WHAT IS NEEDED -
Across the data below, how many lines hold "fast"? Answer with that number and nothing else.

>> START WORKING DATA

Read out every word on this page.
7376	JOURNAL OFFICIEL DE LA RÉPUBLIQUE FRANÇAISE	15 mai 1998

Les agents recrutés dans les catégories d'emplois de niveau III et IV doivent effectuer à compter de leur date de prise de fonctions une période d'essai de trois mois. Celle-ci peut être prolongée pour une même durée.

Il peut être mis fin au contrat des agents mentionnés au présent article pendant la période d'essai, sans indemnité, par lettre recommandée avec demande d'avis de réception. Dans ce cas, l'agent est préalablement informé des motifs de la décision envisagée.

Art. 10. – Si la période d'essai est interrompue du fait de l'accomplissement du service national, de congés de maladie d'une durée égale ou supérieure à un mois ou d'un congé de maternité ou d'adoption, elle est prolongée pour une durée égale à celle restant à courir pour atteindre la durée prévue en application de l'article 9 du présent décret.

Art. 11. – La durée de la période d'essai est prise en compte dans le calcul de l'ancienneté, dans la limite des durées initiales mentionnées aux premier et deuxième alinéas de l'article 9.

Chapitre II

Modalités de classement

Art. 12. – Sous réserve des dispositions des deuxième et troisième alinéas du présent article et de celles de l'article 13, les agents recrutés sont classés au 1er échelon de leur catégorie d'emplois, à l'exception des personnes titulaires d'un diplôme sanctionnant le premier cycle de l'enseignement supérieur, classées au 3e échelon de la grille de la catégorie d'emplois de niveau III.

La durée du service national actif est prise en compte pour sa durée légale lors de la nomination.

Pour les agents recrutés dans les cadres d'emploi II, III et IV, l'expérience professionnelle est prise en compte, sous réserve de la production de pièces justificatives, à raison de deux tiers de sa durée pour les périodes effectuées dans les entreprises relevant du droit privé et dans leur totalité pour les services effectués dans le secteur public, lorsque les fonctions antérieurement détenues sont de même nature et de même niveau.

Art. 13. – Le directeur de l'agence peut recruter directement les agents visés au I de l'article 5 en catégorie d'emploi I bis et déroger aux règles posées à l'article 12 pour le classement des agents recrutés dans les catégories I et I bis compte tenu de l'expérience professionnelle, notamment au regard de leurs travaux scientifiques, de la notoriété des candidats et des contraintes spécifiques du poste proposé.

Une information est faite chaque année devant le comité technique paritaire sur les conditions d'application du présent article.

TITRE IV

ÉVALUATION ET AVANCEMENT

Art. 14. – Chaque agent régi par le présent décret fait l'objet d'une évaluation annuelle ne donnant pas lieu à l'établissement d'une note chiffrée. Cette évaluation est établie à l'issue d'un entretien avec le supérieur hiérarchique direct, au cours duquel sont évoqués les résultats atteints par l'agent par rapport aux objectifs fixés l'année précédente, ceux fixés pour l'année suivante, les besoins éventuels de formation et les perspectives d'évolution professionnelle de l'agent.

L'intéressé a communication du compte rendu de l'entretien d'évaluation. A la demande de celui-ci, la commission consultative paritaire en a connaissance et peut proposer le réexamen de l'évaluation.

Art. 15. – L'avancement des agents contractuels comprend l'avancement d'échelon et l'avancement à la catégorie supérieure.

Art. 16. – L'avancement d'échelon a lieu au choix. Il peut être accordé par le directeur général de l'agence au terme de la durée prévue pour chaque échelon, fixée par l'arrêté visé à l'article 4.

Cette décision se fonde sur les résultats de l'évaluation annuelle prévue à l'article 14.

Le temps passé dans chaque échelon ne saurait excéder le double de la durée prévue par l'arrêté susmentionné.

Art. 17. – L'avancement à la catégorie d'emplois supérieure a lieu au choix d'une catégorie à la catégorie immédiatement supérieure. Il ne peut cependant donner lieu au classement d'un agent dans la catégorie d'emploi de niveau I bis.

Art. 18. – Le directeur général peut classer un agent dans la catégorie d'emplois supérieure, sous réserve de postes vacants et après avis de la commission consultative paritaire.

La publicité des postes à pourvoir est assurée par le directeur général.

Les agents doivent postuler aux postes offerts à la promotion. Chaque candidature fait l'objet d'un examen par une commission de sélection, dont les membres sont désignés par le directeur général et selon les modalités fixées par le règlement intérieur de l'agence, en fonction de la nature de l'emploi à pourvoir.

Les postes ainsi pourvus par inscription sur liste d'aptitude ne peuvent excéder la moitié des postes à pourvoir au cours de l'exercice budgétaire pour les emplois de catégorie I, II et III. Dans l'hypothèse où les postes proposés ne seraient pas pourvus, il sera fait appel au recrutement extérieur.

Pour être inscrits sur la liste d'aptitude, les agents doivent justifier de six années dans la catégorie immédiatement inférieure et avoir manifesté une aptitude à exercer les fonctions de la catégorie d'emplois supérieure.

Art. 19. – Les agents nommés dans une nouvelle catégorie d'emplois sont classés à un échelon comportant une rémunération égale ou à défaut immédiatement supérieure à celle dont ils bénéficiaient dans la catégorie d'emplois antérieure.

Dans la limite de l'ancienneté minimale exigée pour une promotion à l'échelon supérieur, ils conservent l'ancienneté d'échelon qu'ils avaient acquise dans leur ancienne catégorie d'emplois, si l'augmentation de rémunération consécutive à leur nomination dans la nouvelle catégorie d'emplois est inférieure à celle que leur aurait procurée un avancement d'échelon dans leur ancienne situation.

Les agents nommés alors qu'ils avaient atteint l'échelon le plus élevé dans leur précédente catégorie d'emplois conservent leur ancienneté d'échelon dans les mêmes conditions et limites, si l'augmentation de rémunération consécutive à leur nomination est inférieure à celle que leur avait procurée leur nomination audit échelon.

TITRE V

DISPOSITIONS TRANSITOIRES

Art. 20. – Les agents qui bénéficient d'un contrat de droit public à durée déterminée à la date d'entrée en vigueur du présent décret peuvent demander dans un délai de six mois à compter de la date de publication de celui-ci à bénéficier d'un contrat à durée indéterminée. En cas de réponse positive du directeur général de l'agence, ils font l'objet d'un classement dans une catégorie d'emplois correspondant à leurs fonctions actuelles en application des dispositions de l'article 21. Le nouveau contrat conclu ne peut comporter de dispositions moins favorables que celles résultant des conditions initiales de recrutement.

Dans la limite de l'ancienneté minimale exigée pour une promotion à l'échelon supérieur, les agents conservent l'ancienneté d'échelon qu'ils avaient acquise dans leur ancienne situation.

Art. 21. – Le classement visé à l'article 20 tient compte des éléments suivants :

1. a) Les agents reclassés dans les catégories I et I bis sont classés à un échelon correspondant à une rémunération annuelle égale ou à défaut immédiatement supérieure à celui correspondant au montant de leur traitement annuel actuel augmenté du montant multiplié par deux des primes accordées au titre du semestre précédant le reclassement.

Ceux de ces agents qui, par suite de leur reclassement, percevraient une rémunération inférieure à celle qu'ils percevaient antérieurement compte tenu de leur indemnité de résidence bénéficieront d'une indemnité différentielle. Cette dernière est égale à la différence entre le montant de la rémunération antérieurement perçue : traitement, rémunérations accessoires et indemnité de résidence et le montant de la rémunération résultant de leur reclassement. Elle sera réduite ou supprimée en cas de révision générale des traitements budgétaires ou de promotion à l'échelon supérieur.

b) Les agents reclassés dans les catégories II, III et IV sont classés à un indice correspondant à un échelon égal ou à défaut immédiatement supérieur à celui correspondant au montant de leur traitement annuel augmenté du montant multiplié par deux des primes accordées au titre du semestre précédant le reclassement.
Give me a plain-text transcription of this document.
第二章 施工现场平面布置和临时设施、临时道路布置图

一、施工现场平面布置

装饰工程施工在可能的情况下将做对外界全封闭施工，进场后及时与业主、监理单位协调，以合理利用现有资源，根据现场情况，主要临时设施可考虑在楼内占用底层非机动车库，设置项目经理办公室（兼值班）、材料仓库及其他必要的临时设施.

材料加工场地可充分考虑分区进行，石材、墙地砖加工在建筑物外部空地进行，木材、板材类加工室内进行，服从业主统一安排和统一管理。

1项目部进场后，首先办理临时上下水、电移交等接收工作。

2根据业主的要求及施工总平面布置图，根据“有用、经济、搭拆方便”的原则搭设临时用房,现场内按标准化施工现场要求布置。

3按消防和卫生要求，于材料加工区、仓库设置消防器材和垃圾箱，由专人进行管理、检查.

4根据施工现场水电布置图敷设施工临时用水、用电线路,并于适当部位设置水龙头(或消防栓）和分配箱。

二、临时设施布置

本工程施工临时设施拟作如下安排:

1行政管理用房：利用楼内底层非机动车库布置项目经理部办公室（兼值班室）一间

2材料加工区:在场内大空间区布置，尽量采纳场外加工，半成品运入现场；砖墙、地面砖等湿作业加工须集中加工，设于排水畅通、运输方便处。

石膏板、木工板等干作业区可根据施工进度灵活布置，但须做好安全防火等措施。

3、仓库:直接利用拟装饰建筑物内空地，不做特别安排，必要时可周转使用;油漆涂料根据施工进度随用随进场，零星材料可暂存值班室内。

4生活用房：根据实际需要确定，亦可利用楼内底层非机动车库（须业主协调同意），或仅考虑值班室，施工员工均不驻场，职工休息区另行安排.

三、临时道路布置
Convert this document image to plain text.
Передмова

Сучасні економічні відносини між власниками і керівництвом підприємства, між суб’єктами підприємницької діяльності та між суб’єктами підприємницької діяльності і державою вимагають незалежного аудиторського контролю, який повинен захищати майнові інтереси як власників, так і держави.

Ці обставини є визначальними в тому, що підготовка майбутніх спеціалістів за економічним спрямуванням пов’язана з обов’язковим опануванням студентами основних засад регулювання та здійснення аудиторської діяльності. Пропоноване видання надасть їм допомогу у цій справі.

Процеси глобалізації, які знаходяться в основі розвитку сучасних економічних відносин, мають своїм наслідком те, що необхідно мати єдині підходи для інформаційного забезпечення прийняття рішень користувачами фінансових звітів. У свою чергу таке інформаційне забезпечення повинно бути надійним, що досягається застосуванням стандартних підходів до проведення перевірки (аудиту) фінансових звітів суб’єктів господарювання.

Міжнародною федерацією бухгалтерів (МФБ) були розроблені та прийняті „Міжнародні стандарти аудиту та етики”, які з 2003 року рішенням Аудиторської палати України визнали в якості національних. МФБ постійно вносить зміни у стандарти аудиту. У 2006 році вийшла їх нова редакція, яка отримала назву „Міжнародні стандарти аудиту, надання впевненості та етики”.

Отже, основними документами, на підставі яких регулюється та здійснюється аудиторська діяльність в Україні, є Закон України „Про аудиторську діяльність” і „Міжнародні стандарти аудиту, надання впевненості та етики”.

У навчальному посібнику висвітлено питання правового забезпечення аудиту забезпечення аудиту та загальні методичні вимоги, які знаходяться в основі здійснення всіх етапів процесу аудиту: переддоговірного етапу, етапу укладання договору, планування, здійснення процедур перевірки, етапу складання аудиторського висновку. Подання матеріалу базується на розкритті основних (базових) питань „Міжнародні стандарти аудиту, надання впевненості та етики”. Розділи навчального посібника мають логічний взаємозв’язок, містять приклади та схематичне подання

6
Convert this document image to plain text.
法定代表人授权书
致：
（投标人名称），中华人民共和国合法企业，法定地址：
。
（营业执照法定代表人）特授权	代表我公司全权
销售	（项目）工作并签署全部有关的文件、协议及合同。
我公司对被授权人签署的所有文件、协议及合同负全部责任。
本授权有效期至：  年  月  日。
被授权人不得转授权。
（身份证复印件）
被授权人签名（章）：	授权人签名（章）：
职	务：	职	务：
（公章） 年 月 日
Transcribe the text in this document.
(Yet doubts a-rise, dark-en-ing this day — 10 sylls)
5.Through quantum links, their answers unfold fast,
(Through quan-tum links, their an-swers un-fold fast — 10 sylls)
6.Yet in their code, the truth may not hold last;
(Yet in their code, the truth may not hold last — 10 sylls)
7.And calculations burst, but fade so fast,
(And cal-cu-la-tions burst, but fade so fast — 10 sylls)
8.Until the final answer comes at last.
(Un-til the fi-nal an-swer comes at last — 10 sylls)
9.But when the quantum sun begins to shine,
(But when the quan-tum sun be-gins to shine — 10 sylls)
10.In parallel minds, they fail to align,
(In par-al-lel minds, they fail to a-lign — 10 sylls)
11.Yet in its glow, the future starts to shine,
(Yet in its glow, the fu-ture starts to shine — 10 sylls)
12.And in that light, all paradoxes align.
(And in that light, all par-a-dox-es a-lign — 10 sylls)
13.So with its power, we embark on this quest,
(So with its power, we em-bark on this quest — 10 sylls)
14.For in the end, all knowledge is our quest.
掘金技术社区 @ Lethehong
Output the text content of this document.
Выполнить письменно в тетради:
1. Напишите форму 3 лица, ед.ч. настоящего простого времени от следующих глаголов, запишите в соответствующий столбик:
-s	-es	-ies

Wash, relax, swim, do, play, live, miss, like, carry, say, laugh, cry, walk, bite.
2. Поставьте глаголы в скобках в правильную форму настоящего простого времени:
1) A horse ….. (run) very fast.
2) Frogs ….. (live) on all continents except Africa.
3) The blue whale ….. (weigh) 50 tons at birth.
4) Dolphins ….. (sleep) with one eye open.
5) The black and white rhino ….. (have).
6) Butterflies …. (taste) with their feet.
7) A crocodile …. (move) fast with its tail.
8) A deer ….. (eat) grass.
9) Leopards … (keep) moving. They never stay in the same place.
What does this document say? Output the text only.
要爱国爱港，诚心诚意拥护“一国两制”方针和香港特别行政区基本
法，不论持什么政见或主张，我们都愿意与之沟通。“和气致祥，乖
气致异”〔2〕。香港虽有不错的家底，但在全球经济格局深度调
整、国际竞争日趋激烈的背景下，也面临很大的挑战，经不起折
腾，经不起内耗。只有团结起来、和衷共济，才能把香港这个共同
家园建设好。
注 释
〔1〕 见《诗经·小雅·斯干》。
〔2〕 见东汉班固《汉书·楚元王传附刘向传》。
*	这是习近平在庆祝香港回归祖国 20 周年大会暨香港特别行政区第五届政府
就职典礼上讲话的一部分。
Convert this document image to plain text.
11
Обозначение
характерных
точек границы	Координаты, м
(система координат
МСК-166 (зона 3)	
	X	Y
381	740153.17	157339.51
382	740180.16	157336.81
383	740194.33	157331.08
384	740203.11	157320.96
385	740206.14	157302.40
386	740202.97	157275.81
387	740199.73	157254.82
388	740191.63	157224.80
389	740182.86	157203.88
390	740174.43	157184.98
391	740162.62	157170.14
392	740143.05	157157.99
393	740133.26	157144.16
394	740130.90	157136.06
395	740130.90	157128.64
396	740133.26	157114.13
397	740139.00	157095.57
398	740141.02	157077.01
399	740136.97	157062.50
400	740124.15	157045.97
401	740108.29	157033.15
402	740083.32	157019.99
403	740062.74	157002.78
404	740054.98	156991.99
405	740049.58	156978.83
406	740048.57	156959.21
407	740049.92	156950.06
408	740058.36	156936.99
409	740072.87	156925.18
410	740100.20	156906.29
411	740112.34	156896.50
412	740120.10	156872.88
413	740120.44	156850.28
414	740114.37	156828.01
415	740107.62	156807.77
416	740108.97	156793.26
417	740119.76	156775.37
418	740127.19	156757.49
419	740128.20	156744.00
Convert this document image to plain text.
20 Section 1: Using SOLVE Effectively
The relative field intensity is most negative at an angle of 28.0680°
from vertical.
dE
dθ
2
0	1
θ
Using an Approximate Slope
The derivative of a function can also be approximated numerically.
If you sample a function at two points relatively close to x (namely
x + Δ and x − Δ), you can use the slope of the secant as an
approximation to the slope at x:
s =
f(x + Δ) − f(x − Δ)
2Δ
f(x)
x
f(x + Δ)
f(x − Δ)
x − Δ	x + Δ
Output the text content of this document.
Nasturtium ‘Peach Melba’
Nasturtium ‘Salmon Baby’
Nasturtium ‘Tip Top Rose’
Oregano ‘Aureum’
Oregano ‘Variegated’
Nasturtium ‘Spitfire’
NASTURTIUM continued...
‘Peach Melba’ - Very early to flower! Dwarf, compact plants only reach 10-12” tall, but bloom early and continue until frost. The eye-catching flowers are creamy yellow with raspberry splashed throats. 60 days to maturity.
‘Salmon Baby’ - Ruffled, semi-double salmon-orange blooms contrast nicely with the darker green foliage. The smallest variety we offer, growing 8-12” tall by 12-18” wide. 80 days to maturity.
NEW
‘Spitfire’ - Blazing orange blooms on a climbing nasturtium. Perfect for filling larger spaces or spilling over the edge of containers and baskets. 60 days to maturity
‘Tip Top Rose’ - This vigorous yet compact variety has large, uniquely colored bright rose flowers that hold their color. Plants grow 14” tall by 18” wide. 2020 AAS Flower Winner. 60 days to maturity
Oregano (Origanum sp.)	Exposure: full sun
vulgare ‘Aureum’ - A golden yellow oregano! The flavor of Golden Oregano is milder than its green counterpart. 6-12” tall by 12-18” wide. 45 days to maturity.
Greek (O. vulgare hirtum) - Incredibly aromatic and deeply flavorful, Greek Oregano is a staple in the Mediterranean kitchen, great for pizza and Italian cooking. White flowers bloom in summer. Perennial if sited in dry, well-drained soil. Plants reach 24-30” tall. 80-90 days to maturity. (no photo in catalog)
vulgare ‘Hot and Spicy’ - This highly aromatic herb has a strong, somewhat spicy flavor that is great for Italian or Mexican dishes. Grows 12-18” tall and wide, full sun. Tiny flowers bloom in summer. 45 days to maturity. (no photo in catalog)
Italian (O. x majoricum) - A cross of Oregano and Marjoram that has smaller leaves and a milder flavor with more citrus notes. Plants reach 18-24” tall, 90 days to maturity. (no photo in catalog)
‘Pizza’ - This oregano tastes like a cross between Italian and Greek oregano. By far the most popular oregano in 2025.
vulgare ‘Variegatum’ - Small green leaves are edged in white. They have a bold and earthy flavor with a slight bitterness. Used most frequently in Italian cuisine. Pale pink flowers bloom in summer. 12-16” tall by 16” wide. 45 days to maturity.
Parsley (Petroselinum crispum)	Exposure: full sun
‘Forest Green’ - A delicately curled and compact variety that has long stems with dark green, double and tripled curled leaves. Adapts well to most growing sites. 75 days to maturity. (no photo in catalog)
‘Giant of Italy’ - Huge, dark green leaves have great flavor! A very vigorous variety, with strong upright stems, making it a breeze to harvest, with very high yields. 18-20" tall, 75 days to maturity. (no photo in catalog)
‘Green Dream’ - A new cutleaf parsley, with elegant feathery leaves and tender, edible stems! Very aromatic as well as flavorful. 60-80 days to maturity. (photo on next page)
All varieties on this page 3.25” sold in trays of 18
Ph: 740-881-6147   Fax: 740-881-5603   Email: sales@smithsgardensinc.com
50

>> END WORKING DATA

RESULT FOR THIS TASK -
6